Exercise prompt
Please print every record below exactly as it appears.

Data

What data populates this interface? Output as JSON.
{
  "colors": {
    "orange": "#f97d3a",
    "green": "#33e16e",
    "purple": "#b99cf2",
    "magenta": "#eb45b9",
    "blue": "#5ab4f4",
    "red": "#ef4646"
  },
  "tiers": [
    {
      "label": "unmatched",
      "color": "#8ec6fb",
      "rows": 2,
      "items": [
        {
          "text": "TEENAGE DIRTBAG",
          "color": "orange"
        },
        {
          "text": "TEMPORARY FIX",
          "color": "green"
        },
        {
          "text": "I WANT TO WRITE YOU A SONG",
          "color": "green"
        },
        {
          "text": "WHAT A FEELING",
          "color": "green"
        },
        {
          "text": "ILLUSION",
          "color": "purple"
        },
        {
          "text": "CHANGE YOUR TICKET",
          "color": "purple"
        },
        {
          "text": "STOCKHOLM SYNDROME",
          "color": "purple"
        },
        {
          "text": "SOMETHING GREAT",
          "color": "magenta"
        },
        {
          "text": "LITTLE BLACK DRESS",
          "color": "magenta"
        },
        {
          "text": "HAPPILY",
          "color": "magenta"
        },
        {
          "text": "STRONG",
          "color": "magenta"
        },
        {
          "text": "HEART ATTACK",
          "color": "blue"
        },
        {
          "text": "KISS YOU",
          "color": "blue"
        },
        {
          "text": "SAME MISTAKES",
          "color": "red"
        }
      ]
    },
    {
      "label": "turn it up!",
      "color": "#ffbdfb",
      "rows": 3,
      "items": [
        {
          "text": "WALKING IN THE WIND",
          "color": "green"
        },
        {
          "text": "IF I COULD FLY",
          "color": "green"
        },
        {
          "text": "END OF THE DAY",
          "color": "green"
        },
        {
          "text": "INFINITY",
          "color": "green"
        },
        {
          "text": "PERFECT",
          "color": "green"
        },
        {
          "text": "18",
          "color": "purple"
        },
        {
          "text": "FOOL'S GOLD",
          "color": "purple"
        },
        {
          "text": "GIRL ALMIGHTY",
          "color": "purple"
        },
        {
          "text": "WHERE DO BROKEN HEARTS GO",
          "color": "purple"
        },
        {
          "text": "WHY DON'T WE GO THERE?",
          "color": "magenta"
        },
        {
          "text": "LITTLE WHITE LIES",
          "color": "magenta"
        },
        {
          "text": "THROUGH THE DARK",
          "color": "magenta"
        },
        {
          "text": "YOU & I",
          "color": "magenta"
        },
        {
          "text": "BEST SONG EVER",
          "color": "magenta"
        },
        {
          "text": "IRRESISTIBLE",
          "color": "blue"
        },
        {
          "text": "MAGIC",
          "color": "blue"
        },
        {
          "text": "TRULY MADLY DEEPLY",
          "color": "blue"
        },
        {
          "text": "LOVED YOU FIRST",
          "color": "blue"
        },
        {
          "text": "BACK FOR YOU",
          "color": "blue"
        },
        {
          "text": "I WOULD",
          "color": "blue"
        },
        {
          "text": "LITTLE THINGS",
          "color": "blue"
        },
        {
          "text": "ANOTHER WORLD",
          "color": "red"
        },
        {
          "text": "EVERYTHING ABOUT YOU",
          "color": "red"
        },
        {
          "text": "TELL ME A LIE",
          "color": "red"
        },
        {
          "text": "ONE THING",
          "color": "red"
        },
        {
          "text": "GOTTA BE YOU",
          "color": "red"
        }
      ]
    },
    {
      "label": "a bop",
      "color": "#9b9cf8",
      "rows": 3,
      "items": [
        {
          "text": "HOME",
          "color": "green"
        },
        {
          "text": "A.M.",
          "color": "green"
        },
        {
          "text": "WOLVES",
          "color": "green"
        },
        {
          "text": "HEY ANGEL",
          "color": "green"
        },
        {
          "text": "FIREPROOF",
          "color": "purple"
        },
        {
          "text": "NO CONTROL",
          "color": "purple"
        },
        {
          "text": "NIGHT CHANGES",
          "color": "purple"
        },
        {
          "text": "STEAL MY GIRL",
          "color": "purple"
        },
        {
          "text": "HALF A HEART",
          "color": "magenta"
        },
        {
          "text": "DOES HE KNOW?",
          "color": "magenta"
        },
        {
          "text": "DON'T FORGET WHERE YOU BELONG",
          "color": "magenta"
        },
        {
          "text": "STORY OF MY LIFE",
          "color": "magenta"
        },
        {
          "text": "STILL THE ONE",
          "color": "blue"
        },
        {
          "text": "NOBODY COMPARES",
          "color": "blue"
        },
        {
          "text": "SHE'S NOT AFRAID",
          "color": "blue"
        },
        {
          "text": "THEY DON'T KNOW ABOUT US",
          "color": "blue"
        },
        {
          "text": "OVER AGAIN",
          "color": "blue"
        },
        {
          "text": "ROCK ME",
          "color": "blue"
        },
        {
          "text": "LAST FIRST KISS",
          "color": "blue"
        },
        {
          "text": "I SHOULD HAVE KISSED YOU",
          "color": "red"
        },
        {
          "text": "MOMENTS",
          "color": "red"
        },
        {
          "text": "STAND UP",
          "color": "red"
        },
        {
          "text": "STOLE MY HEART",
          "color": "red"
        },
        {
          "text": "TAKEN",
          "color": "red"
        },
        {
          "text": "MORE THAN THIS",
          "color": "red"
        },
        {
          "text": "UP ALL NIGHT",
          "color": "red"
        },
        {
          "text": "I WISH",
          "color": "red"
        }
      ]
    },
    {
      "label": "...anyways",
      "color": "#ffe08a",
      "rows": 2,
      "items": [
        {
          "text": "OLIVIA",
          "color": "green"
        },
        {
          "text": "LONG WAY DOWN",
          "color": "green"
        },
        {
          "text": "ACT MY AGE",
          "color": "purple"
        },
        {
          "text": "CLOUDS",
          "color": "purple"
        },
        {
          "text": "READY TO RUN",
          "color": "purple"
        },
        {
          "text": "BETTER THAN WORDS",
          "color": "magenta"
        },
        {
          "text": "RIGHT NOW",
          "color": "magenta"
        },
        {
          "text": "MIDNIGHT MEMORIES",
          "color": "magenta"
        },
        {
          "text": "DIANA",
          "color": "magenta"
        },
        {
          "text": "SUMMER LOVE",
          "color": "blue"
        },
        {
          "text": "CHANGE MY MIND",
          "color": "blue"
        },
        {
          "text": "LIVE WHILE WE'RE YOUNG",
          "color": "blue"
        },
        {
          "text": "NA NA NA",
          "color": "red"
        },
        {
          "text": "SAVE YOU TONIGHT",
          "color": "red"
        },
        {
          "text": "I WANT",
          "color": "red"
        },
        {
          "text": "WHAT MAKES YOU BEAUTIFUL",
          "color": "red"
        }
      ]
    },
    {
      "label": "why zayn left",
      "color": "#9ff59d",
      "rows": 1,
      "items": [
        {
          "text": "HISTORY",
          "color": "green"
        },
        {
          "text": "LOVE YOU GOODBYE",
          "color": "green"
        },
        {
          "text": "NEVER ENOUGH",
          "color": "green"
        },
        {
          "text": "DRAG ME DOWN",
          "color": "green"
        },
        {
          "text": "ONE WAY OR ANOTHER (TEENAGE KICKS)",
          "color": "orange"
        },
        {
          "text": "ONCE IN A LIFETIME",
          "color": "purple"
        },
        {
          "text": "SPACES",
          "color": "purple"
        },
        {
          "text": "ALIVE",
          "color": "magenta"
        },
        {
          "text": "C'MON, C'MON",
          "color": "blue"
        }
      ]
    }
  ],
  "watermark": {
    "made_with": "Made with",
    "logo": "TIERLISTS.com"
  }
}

Worked solution
What data populates this interface? Output as JSON.
{
  "colors": {
    "orange": "#f97d3a",
    "green": "#33e16e",
    "purple": "#b99cf2",
    "magenta": "#eb45b9",
    "blue": "#5ab4f4",
    "red": "#ef4646"
  },
  "tiers": [
    {
      "label": "unmatched",
      "color": "#8ec6fb",
      "rows": 2,
      "items": [
        {
          "text": "TEENAGE DIRTBAG",
          "color": "orange"
        },
        {
          "text": "TEMPORARY FIX",
          "color": "green"
        },
        {
          "text": "I WANT TO WRITE YOU A SONG",
          "color": "green"
        },
        {
          "text": "WHAT A FEELING",
          "color": "green"
        },
        {
          "text": "ILLUSION",
          "color": "purple"
        },
        {
          "text": "CHANGE YOUR TICKET",
          "color": "purple"
        },
        {
          "text": "STOCKHOLM SYNDROME",
          "color": "purple"
        },
        {
          "text": "SOMETHING GREAT",
          "color": "magenta"
        },
        {
          "text": "LITTLE BLACK DRESS",
          "color": "magenta"
        },
        {
          "text": "HAPPILY",
          "color": "magenta"
        },
        {
          "text": "STRONG",
          "color": "magenta"
        },
        {
          "text": "HEART ATTACK",
          "color": "blue"
        },
        {
          "text": "KISS YOU",
          "color": "blue"
        },
        {
          "text": "SAME MISTAKES",
          "color": "red"
        }
      ]
    },
    {
      "label": "turn it up!",
      "color": "#ffbdfb",
      "rows": 3,
      "items": [
        {
          "text": "WALKING IN THE WIND",
          "color": "green"
        },
        {
          "text": "IF I COULD FLY",
          "color": "green"
        },
        {
          "text": "END OF THE DAY",
          "color": "green"
        },
        {
          "text": "INFINITY",
          "color": "green"
        },
        {
          "text": "PERFECT",
          "color": "green"
        },
        {
          "text": "18",
          "color": "purple"
        },
        {
          "text": "FOOL'S GOLD",
          "color": "purple"
        },
        {
          "text": "GIRL ALMIGHTY",
          "color": "purple"
        },
        {
          "text": "WHERE DO BROKEN HEARTS GO",
          "color": "purple"
        },
        {
          "text": "WHY DON'T WE GO THERE?",
          "color": "magenta"
        },
        {
          "text": "LITTLE WHITE LIES",
          "color": "magenta"
        },
        {
          "text": "THROUGH THE DARK",
          "color": "magenta"
        },
        {
          "text": "YOU & I",
          "color": "magenta"
        },
        {
          "text": "BEST SONG EVER",
          "color": "magenta"
        },
        {
          "text": "IRRESISTIBLE",
          "color": "blue"
        },
        {
          "text": "MAGIC",
          "color": "blue"
        },
        {
          "text": "TRULY MADLY DEEPLY",
          "color": "blue"
        },
        {
          "text": "LOVED YOU FIRST",
          "color": "blue"
        },
        {
          "text": "BACK FOR YOU",
          "color": "blue"
        },
        {
          "text": "I WOULD",
          "color": "blue"
        },
        {
          "text": "LITTLE THINGS",
          "color": "blue"
        },
        {
          "text": "ANOTHER WORLD",
          "color": "red"
        },
        {
          "text": "EVERYTHING ABOUT YOU",
          "color": "red"
        },
        {
          "text": "TELL ME A LIE",
          "color": "red"
        },
        {
          "text": "ONE THING",
          "color": "red"
        },
        {
          "text": "GOTTA BE YOU",
          "color": "red"
        }
      ]
    },
    {
      "label": "a bop",
      "color": "#9b9cf8",
      "rows": 3,
      "items": [
        {
          "text": "HOME",
          "color": "green"
        },
        {
          "text": "A.M.",
          "color": "green"
        },
        {
          "text": "WOLVES",
          "color": "green"
        },
        {
          "text": "HEY ANGEL",
          "color": "green"
        },
        {
          "text": "FIREPROOF",
          "color": "purple"
        },
        {
          "text": "NO CONTROL",
          "color": "purple"
        },
        {
          "text": "NIGHT CHANGES",
          "color": "purple"
        },
        {
          "text": "STEAL MY GIRL",
          "color": "purple"
        },
        {
          "text": "HALF A HEART",
          "color": "magenta"
        },
        {
          "text": "DOES HE KNOW?",
          "color": "magenta"
        },
        {
          "text": "DON'T FORGET WHERE YOU BELONG",
          "color": "magenta"
        },
        {
          "text": "STORY OF MY LIFE",
          "color": "magenta"
        },
        {
          "text": "STILL THE ONE",
          "color": "blue"
        },
        {
          "text": "NOBODY COMPARES",
          "color": "blue"
        },
        {
          "text": "SHE'S NOT AFRAID",
          "color": "blue"
        },
        {
          "text": "THEY DON'T KNOW ABOUT US",
          "color": "blue"
        },
        {
          "text": "OVER AGAIN",
          "color": "blue"
        },
        {
          "text": "ROCK ME",
          "color": "blue"
        },
        {
          "text": "LAST FIRST KISS",
          "color": "blue"
        },
        {
          "text": "I SHOULD HAVE KISSED YOU",
          "color": "red"
        },
        {
          "text": "MOMENTS",
          "color": "red"
        },
        {
          "text": "STAND UP",
          "color": "red"
        },
        {
          "text": "STOLE MY HEART",
          "color": "red"
        },
        {
          "text": "TAKEN",
          "color": "red"
        },
        {
          "text": "MORE THAN THIS",
          "color": "red"
        },
        {
          "text": "UP ALL NIGHT",
          "color": "red"
        },
        {
          "text": "I WISH",
          "color": "red"
        }
      ]
    },
    {
      "label": "...anyways",
      "color": "#ffe08a",
      "rows": 2,
      "items": [
        {
          "text": "OLIVIA",
          "color": "green"
        },
        {
          "text": "LONG WAY DOWN",
          "color": "green"
        },
        {
          "text": "ACT MY AGE",
          "color": "purple"
        },
        {
          "text": "CLOUDS",
          "color": "purple"
        },
        {
          "text": "READY TO RUN",
          "color": "purple"
        },
        {
          "text": "BETTER THAN WORDS",
          "color": "magenta"
        },
        {
          "text": "RIGHT NOW",
          "color": "magenta"
        },
        {
          "text": "MIDNIGHT MEMORIES",
          "color": "magenta"
        },
        {
          "text": "DIANA",
          "color": "magenta"
        },
        {
          "text": "SUMMER LOVE",
          "color": "blue"
        },
        {
          "text": "CHANGE MY MIND",
          "color": "blue"
        },
        {
          "text": "LIVE WHILE WE'RE YOUNG",
          "color": "blue"
        },
        {
          "text": "NA NA NA",
          "color": "red"
        },
        {
          "text": "SAVE YOU TONIGHT",
          "color": "red"
        },
        {
          "text": "I WANT",
          "color": "red"
        },
        {
          "text": "WHAT MAKES YOU BEAUTIFUL",
          "color": "red"
        }
      ]
    },
    {
      "label": "why zayn left",
      "color": "#9ff59d",
      "rows": 1,
      "items": [
        {
          "text": "HISTORY",
          "color": "green"
        },
        {
          "text": "LOVE YOU GOODBYE",
          "color": "green"
        },
        {
          "text": "NEVER ENOUGH",
          "color": "green"
        },
        {
          "text": "DRAG ME DOWN",
          "color": "green"
        },
        {
          "text": "ONE WAY OR ANOTHER (TEENAGE KICKS)",
          "color": "orange"
        },
        {
          "text": "ONCE IN A LIFETIME",
          "color": "purple"
        },
        {
          "text": "SPACES",
          "color": "purple"
        },
        {
          "text": "ALIVE",
          "color": "magenta"
        },
        {
          "text": "C'MON, C'MON",
          "color": "blue"
        }
      ]
    }
  ],
  "watermark": {
    "made_with": "Made with",
    "logo": "TIERLISTS.com"
  }
}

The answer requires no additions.